Extracted information –

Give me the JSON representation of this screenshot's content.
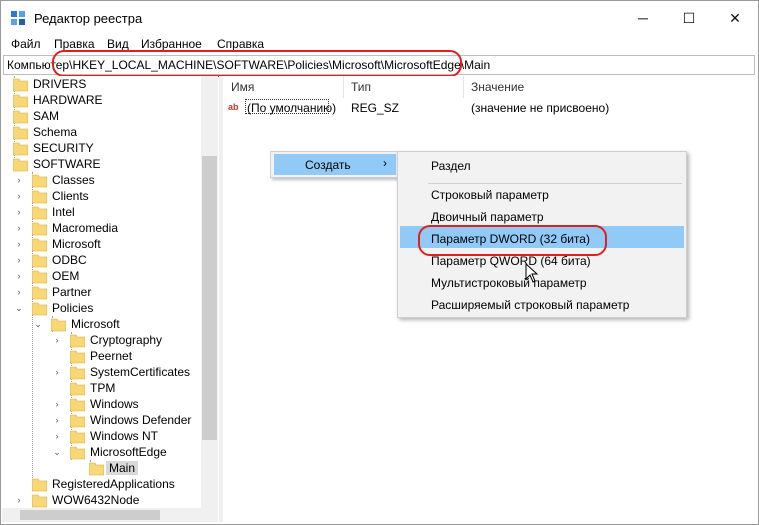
{
  "window": {
    "title": "Редактор реестра",
    "minimize": "─",
    "maximize": "☐",
    "close": "✕"
  },
  "menu": [
    "Файл",
    "Правка",
    "Вид",
    "Избранное",
    "Справка"
  ],
  "address": "Компьютер\\HKEY_LOCAL_MACHINE\\SOFTWARE\\Policies\\Microsoft\\MicrosoftEdge\\Main",
  "tree": {
    "items": [
      {
        "label": "DRIVERS"
      },
      {
        "label": "HARDWARE"
      },
      {
        "label": "SAM"
      },
      {
        "label": "Schema"
      },
      {
        "label": "SECURITY"
      },
      {
        "label": "SOFTWARE"
      },
      {
        "label": "Classes"
      },
      {
        "label": "Clients"
      },
      {
        "label": "Intel"
      },
      {
        "label": "Macromedia"
      },
      {
        "label": "Microsoft"
      },
      {
        "label": "ODBC"
      },
      {
        "label": "OEM"
      },
      {
        "label": "Partner"
      },
      {
        "label": "Policies"
      },
      {
        "label": "Microsoft"
      },
      {
        "label": "Cryptography"
      },
      {
        "label": "Peernet"
      },
      {
        "label": "SystemCertificates"
      },
      {
        "label": "TPM"
      },
      {
        "label": "Windows"
      },
      {
        "label": "Windows Defender"
      },
      {
        "label": "Windows NT"
      },
      {
        "label": "MicrosoftEdge"
      },
      {
        "label": "Main"
      },
      {
        "label": "RegisteredApplications"
      },
      {
        "label": "WOW6432Node"
      }
    ]
  },
  "list": {
    "columns": [
      "Имя",
      "Тип",
      "Значение"
    ],
    "rows": [
      {
        "name": "(По умолчанию)",
        "type": "REG_SZ",
        "value": "(значение не присвоено)",
        "icon": "ab"
      }
    ]
  },
  "context_menu": {
    "create": "Создать",
    "arrow": "›"
  },
  "submenu": {
    "items": [
      "Раздел",
      "Строковый параметр",
      "Двоичный параметр",
      "Параметр DWORD (32 бита)",
      "Параметр QWORD (64 бита)",
      "Мультистроковый параметр",
      "Расширяемый строковый параметр"
    ]
  },
  "colors": {
    "highlight": "#91c9f7",
    "annotation": "#e0201c",
    "folder": "#f8d775"
  }
}
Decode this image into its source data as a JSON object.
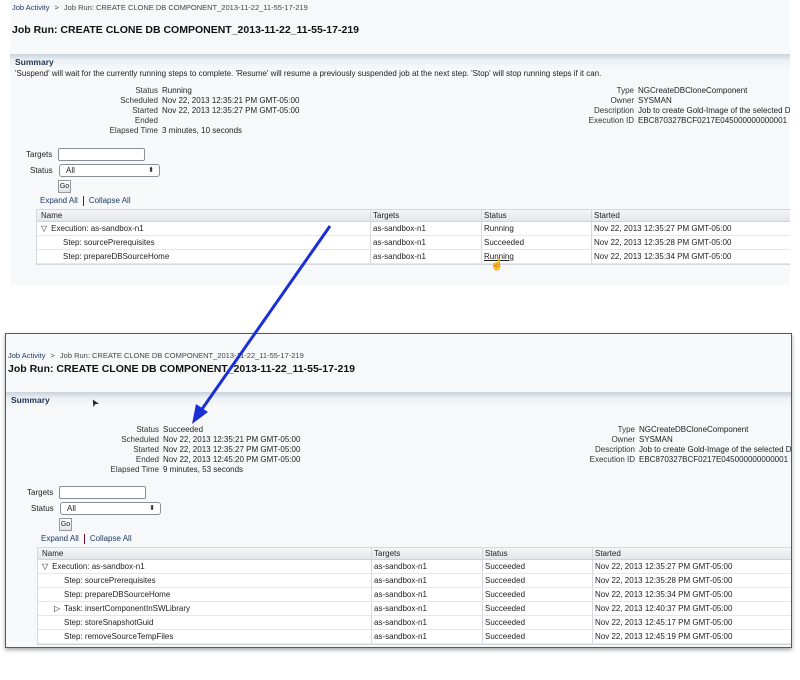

Job –
Search the data above for the string "Windows" and return every line that has it.

Exercise answer –
        "label": "Windows"
        "label": "Windows Defender"
        "label": "Windows NT"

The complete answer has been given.